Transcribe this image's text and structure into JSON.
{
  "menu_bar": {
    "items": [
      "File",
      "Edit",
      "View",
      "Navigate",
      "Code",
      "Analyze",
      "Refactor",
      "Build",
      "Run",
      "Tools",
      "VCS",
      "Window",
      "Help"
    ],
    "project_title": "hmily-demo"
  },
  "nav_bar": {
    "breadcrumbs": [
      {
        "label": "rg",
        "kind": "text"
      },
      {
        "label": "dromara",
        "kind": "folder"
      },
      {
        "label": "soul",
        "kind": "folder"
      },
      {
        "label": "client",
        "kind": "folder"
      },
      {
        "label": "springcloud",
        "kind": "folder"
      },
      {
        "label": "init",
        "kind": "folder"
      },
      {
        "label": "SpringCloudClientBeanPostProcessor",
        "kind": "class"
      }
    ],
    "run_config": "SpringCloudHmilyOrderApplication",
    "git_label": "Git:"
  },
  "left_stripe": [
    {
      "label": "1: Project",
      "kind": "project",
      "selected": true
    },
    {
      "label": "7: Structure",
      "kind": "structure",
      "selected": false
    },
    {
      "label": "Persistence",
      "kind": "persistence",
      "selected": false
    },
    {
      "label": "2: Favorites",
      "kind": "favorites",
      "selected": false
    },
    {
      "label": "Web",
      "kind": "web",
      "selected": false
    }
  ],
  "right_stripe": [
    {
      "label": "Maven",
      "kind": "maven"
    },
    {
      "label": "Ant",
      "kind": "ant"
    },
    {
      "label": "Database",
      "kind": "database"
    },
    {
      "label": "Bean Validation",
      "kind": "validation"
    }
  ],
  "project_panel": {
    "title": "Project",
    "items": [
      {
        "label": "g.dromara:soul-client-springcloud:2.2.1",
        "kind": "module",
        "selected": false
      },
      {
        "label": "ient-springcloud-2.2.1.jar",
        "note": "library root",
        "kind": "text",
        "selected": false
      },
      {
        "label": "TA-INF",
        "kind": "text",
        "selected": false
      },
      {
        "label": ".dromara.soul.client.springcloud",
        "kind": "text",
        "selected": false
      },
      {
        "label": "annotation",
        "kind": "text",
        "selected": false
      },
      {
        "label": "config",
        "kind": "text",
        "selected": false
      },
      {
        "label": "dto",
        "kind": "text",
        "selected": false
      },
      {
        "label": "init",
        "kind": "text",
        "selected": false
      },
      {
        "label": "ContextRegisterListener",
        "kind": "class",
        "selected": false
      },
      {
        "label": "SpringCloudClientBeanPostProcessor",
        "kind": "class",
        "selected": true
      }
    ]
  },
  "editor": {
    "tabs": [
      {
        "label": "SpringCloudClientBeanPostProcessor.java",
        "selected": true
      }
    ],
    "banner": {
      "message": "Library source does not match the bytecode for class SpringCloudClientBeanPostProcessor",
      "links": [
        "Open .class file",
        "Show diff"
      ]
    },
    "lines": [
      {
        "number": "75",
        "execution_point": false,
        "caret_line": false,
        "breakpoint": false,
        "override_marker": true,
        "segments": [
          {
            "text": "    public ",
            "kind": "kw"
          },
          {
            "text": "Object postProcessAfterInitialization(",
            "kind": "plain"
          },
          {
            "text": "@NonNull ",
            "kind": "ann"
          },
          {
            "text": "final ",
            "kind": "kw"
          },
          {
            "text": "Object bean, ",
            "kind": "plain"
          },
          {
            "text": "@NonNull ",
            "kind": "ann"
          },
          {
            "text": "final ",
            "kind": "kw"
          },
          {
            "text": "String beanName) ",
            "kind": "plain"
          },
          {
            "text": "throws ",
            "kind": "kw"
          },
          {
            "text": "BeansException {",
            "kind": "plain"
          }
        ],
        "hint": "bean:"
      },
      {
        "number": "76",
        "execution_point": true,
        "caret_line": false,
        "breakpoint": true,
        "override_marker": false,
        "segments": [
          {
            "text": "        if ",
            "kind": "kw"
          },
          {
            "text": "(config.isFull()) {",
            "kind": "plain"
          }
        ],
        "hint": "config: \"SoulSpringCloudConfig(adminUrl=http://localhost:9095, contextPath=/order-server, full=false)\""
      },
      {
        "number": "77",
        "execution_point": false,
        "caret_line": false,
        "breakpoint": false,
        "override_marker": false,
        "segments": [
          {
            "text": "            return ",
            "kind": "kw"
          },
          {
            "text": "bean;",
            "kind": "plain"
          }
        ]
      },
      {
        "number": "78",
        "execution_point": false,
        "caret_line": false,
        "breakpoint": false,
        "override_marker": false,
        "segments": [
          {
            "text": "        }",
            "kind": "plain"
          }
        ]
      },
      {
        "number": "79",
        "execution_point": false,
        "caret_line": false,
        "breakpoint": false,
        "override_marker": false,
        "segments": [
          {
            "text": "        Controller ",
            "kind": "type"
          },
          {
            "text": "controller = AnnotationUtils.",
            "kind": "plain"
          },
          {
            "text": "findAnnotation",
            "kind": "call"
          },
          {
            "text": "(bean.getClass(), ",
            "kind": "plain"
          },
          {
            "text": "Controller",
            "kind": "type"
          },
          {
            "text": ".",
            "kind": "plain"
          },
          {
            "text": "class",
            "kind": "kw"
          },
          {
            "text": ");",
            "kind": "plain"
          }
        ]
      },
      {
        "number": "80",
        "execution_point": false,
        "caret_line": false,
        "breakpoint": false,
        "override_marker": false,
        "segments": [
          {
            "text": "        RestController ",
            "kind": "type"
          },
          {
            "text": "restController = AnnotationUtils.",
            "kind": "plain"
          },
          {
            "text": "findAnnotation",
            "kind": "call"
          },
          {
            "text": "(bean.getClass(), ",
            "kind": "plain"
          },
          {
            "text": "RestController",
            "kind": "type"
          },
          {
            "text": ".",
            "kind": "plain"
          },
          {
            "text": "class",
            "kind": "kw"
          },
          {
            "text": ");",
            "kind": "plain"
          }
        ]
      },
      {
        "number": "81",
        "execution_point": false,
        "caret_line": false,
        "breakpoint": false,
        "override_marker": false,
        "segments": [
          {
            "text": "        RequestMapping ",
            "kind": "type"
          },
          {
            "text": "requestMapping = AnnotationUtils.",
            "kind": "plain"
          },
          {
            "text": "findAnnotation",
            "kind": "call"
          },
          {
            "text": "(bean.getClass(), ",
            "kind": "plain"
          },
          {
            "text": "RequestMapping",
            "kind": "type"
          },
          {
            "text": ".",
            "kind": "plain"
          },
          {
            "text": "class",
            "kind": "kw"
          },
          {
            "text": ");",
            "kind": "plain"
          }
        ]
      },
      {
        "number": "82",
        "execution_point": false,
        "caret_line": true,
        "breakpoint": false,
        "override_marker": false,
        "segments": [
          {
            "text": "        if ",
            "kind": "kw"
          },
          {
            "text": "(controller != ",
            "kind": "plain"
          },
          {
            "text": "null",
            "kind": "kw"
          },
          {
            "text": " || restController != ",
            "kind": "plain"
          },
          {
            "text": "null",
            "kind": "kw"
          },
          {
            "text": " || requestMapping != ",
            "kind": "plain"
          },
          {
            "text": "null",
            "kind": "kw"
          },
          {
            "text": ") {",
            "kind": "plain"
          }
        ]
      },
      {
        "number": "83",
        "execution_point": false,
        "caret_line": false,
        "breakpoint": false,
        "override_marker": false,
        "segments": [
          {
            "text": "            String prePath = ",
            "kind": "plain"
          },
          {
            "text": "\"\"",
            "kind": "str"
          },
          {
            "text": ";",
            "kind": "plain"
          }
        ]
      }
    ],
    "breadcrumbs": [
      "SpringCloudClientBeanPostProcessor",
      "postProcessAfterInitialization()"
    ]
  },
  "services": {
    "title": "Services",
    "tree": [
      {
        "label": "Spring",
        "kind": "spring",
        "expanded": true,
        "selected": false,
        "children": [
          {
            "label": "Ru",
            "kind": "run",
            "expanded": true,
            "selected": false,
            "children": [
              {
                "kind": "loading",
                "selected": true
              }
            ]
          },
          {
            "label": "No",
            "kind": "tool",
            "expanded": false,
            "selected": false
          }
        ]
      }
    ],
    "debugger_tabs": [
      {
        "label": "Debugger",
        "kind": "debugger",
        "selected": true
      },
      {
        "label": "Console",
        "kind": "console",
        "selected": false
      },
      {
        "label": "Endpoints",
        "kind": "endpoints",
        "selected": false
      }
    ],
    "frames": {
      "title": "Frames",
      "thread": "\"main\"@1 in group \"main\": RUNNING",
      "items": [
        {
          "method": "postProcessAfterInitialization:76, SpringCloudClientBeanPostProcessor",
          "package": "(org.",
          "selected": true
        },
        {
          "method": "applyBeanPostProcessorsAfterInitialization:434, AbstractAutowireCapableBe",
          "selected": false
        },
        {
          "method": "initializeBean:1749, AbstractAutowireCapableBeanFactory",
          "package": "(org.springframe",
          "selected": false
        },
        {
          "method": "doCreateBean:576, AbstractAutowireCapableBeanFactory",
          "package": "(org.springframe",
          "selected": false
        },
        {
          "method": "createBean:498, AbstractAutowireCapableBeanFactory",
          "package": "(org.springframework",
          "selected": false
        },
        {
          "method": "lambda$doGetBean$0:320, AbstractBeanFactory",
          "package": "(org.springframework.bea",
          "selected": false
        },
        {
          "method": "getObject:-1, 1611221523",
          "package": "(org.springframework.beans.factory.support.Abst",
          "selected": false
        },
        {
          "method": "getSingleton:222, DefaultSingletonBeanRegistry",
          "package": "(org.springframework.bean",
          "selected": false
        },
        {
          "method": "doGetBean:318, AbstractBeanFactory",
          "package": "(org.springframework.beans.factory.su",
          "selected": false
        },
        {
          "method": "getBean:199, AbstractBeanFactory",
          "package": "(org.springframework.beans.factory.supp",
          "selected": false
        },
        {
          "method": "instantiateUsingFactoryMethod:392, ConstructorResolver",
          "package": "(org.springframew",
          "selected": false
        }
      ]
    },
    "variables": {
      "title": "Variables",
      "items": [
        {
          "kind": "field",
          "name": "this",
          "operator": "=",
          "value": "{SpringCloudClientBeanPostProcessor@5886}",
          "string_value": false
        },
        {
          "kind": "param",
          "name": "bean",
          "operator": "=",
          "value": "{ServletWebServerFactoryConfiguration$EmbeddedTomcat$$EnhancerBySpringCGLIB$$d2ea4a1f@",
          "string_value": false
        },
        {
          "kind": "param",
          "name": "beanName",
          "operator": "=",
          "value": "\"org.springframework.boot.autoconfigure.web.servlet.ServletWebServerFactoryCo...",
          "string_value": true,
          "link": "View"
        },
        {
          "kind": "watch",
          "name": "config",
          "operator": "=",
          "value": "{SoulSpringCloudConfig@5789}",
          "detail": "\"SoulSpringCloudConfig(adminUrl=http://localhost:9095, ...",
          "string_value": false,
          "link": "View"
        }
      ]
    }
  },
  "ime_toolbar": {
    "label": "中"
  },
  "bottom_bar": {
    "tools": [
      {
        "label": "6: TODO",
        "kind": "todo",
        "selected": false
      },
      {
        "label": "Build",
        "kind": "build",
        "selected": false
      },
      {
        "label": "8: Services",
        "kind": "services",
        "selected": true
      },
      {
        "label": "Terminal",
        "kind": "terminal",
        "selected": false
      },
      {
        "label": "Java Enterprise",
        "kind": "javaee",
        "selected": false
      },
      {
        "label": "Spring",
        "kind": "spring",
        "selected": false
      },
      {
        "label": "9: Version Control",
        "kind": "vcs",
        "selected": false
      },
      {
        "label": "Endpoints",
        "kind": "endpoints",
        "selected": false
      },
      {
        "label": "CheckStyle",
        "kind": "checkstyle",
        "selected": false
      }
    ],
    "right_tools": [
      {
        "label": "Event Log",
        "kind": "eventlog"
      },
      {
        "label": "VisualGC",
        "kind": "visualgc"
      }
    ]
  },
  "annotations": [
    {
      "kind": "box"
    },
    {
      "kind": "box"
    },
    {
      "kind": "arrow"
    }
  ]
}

________________________________________

## TASK DESCRIPTION:
Take every line containing the word "postProcessAfterInitialization" and copy it.

## EXPECTED OUTPUT:
            "text": "Object postProcessAfterInitialization(",
      "postProcessAfterInitialization()"
          "method": "postProcessAfterInitialization:76, SpringCloudClientBeanPostProcessor",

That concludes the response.